Written exercise: Please transcribe the data below exactly. Leave the pictures out.

=== Dataset extract ===

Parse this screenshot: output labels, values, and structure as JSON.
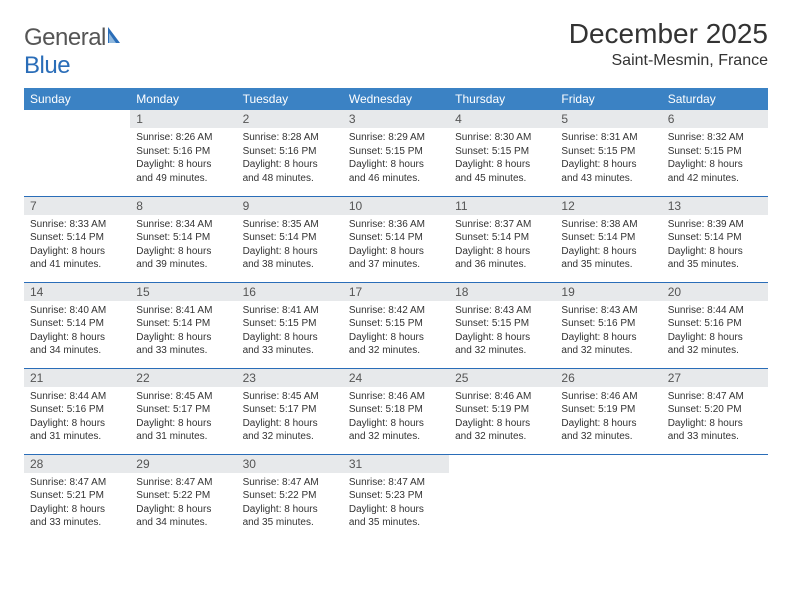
{
  "brand": {
    "part1": "General",
    "part2": "Blue"
  },
  "title": "December 2025",
  "location": "Saint-Mesmin, France",
  "headers": [
    "Sunday",
    "Monday",
    "Tuesday",
    "Wednesday",
    "Thursday",
    "Friday",
    "Saturday"
  ],
  "colors": {
    "header_bg": "#3b82c4",
    "header_text": "#ffffff",
    "daynum_bg": "#e7e9eb",
    "daynum_text": "#555555",
    "rule": "#2a6db8",
    "body_text": "#333333",
    "page_bg": "#ffffff"
  },
  "typography": {
    "title_fontsize": 28,
    "location_fontsize": 16,
    "header_fontsize": 12,
    "daynum_fontsize": 12,
    "cell_fontsize": 10
  },
  "layout": {
    "columns": 7,
    "rows": 5,
    "first_weekday_index": 1
  },
  "days": [
    {
      "n": 1,
      "sunrise": "8:26 AM",
      "sunset": "5:16 PM",
      "daylight": "8 hours and 49 minutes."
    },
    {
      "n": 2,
      "sunrise": "8:28 AM",
      "sunset": "5:16 PM",
      "daylight": "8 hours and 48 minutes."
    },
    {
      "n": 3,
      "sunrise": "8:29 AM",
      "sunset": "5:15 PM",
      "daylight": "8 hours and 46 minutes."
    },
    {
      "n": 4,
      "sunrise": "8:30 AM",
      "sunset": "5:15 PM",
      "daylight": "8 hours and 45 minutes."
    },
    {
      "n": 5,
      "sunrise": "8:31 AM",
      "sunset": "5:15 PM",
      "daylight": "8 hours and 43 minutes."
    },
    {
      "n": 6,
      "sunrise": "8:32 AM",
      "sunset": "5:15 PM",
      "daylight": "8 hours and 42 minutes."
    },
    {
      "n": 7,
      "sunrise": "8:33 AM",
      "sunset": "5:14 PM",
      "daylight": "8 hours and 41 minutes."
    },
    {
      "n": 8,
      "sunrise": "8:34 AM",
      "sunset": "5:14 PM",
      "daylight": "8 hours and 39 minutes."
    },
    {
      "n": 9,
      "sunrise": "8:35 AM",
      "sunset": "5:14 PM",
      "daylight": "8 hours and 38 minutes."
    },
    {
      "n": 10,
      "sunrise": "8:36 AM",
      "sunset": "5:14 PM",
      "daylight": "8 hours and 37 minutes."
    },
    {
      "n": 11,
      "sunrise": "8:37 AM",
      "sunset": "5:14 PM",
      "daylight": "8 hours and 36 minutes."
    },
    {
      "n": 12,
      "sunrise": "8:38 AM",
      "sunset": "5:14 PM",
      "daylight": "8 hours and 35 minutes."
    },
    {
      "n": 13,
      "sunrise": "8:39 AM",
      "sunset": "5:14 PM",
      "daylight": "8 hours and 35 minutes."
    },
    {
      "n": 14,
      "sunrise": "8:40 AM",
      "sunset": "5:14 PM",
      "daylight": "8 hours and 34 minutes."
    },
    {
      "n": 15,
      "sunrise": "8:41 AM",
      "sunset": "5:14 PM",
      "daylight": "8 hours and 33 minutes."
    },
    {
      "n": 16,
      "sunrise": "8:41 AM",
      "sunset": "5:15 PM",
      "daylight": "8 hours and 33 minutes."
    },
    {
      "n": 17,
      "sunrise": "8:42 AM",
      "sunset": "5:15 PM",
      "daylight": "8 hours and 32 minutes."
    },
    {
      "n": 18,
      "sunrise": "8:43 AM",
      "sunset": "5:15 PM",
      "daylight": "8 hours and 32 minutes."
    },
    {
      "n": 19,
      "sunrise": "8:43 AM",
      "sunset": "5:16 PM",
      "daylight": "8 hours and 32 minutes."
    },
    {
      "n": 20,
      "sunrise": "8:44 AM",
      "sunset": "5:16 PM",
      "daylight": "8 hours and 32 minutes."
    },
    {
      "n": 21,
      "sunrise": "8:44 AM",
      "sunset": "5:16 PM",
      "daylight": "8 hours and 31 minutes."
    },
    {
      "n": 22,
      "sunrise": "8:45 AM",
      "sunset": "5:17 PM",
      "daylight": "8 hours and 31 minutes."
    },
    {
      "n": 23,
      "sunrise": "8:45 AM",
      "sunset": "5:17 PM",
      "daylight": "8 hours and 32 minutes."
    },
    {
      "n": 24,
      "sunrise": "8:46 AM",
      "sunset": "5:18 PM",
      "daylight": "8 hours and 32 minutes."
    },
    {
      "n": 25,
      "sunrise": "8:46 AM",
      "sunset": "5:19 PM",
      "daylight": "8 hours and 32 minutes."
    },
    {
      "n": 26,
      "sunrise": "8:46 AM",
      "sunset": "5:19 PM",
      "daylight": "8 hours and 32 minutes."
    },
    {
      "n": 27,
      "sunrise": "8:47 AM",
      "sunset": "5:20 PM",
      "daylight": "8 hours and 33 minutes."
    },
    {
      "n": 28,
      "sunrise": "8:47 AM",
      "sunset": "5:21 PM",
      "daylight": "8 hours and 33 minutes."
    },
    {
      "n": 29,
      "sunrise": "8:47 AM",
      "sunset": "5:22 PM",
      "daylight": "8 hours and 34 minutes."
    },
    {
      "n": 30,
      "sunrise": "8:47 AM",
      "sunset": "5:22 PM",
      "daylight": "8 hours and 35 minutes."
    },
    {
      "n": 31,
      "sunrise": "8:47 AM",
      "sunset": "5:23 PM",
      "daylight": "8 hours and 35 minutes."
    }
  ],
  "labels": {
    "sunrise": "Sunrise:",
    "sunset": "Sunset:",
    "daylight": "Daylight:"
  }
}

===

The completed task:
Parse this screenshot: output labels, values, and structure as JSON.
{
  "brand": {
    "part1": "General",
    "part2": "Blue"
  },
  "title": "December 2025",
  "location": "Saint-Mesmin, France",
  "headers": [
    "Sunday",
    "Monday",
    "Tuesday",
    "Wednesday",
    "Thursday",
    "Friday",
    "Saturday"
  ],
  "colors": {
    "header_bg": "#3b82c4",
    "header_text": "#ffffff",
    "daynum_bg": "#e7e9eb",
    "daynum_text": "#555555",
    "rule": "#2a6db8",
    "body_text": "#333333",
    "page_bg": "#ffffff"
  },
  "typography": {
    "title_fontsize": 28,
    "location_fontsize": 16,
    "header_fontsize": 12,
    "daynum_fontsize": 12,
    "cell_fontsize": 10
  },
  "layout": {
    "columns": 7,
    "rows": 5,
    "first_weekday_index": 1
  },
  "days": [
    {
      "n": 1,
      "sunrise": "8:26 AM",
      "sunset": "5:16 PM",
      "daylight": "8 hours and 49 minutes."
    },
    {
      "n": 2,
      "sunrise": "8:28 AM",
      "sunset": "5:16 PM",
      "daylight": "8 hours and 48 minutes."
    },
    {
      "n": 3,
      "sunrise": "8:29 AM",
      "sunset": "5:15 PM",
      "daylight": "8 hours and 46 minutes."
    },
    {
      "n": 4,
      "sunrise": "8:30 AM",
      "sunset": "5:15 PM",
      "daylight": "8 hours and 45 minutes."
    },
    {
      "n": 5,
      "sunrise": "8:31 AM",
      "sunset": "5:15 PM",
      "daylight": "8 hours and 43 minutes."
    },
    {
      "n": 6,
      "sunrise": "8:32 AM",
      "sunset": "5:15 PM",
      "daylight": "8 hours and 42 minutes."
    },
    {
      "n": 7,
      "sunrise": "8:33 AM",
      "sunset": "5:14 PM",
      "daylight": "8 hours and 41 minutes."
    },
    {
      "n": 8,
      "sunrise": "8:34 AM",
      "sunset": "5:14 PM",
      "daylight": "8 hours and 39 minutes."
    },
    {
      "n": 9,
      "sunrise": "8:35 AM",
      "sunset": "5:14 PM",
      "daylight": "8 hours and 38 minutes."
    },
    {
      "n": 10,
      "sunrise": "8:36 AM",
      "sunset": "5:14 PM",
      "daylight": "8 hours and 37 minutes."
    },
    {
      "n": 11,
      "sunrise": "8:37 AM",
      "sunset": "5:14 PM",
      "daylight": "8 hours and 36 minutes."
    },
    {
      "n": 12,
      "sunrise": "8:38 AM",
      "sunset": "5:14 PM",
      "daylight": "8 hours and 35 minutes."
    },
    {
      "n": 13,
      "sunrise": "8:39 AM",
      "sunset": "5:14 PM",
      "daylight": "8 hours and 35 minutes."
    },
    {
      "n": 14,
      "sunrise": "8:40 AM",
      "sunset": "5:14 PM",
      "daylight": "8 hours and 34 minutes."
    },
    {
      "n": 15,
      "sunrise": "8:41 AM",
      "sunset": "5:14 PM",
      "daylight": "8 hours and 33 minutes."
    },
    {
      "n": 16,
      "sunrise": "8:41 AM",
      "sunset": "5:15 PM",
      "daylight": "8 hours and 33 minutes."
    },
    {
      "n": 17,
      "sunrise": "8:42 AM",
      "sunset": "5:15 PM",
      "daylight": "8 hours and 32 minutes."
    },
    {
      "n": 18,
      "sunrise": "8:43 AM",
      "sunset": "5:15 PM",
      "daylight": "8 hours and 32 minutes."
    },
    {
      "n": 19,
      "sunrise": "8:43 AM",
      "sunset": "5:16 PM",
      "daylight": "8 hours and 32 minutes."
    },
    {
      "n": 20,
      "sunrise": "8:44 AM",
      "sunset": "5:16 PM",
      "daylight": "8 hours and 32 minutes."
    },
    {
      "n": 21,
      "sunrise": "8:44 AM",
      "sunset": "5:16 PM",
      "daylight": "8 hours and 31 minutes."
    },
    {
      "n": 22,
      "sunrise": "8:45 AM",
      "sunset": "5:17 PM",
      "daylight": "8 hours and 31 minutes."
    },
    {
      "n": 23,
      "sunrise": "8:45 AM",
      "sunset": "5:17 PM",
      "daylight": "8 hours and 32 minutes."
    },
    {
      "n": 24,
      "sunrise": "8:46 AM",
      "sunset": "5:18 PM",
      "daylight": "8 hours and 32 minutes."
    },
    {
      "n": 25,
      "sunrise": "8:46 AM",
      "sunset": "5:19 PM",
      "daylight": "8 hours and 32 minutes."
    },
    {
      "n": 26,
      "sunrise": "8:46 AM",
      "sunset": "5:19 PM",
      "daylight": "8 hours and 32 minutes."
    },
    {
      "n": 27,
      "sunrise": "8:47 AM",
      "sunset": "5:20 PM",
      "daylight": "8 hours and 33 minutes."
    },
    {
      "n": 28,
      "sunrise": "8:47 AM",
      "sunset": "5:21 PM",
      "daylight": "8 hours and 33 minutes."
    },
    {
      "n": 29,
      "sunrise": "8:47 AM",
      "sunset": "5:22 PM",
      "daylight": "8 hours and 34 minutes."
    },
    {
      "n": 30,
      "sunrise": "8:47 AM",
      "sunset": "5:22 PM",
      "daylight": "8 hours and 35 minutes."
    },
    {
      "n": 31,
      "sunrise": "8:47 AM",
      "sunset": "5:23 PM",
      "daylight": "8 hours and 35 minutes."
    }
  ],
  "labels": {
    "sunrise": "Sunrise:",
    "sunset": "Sunset:",
    "daylight": "Daylight:"
  }
}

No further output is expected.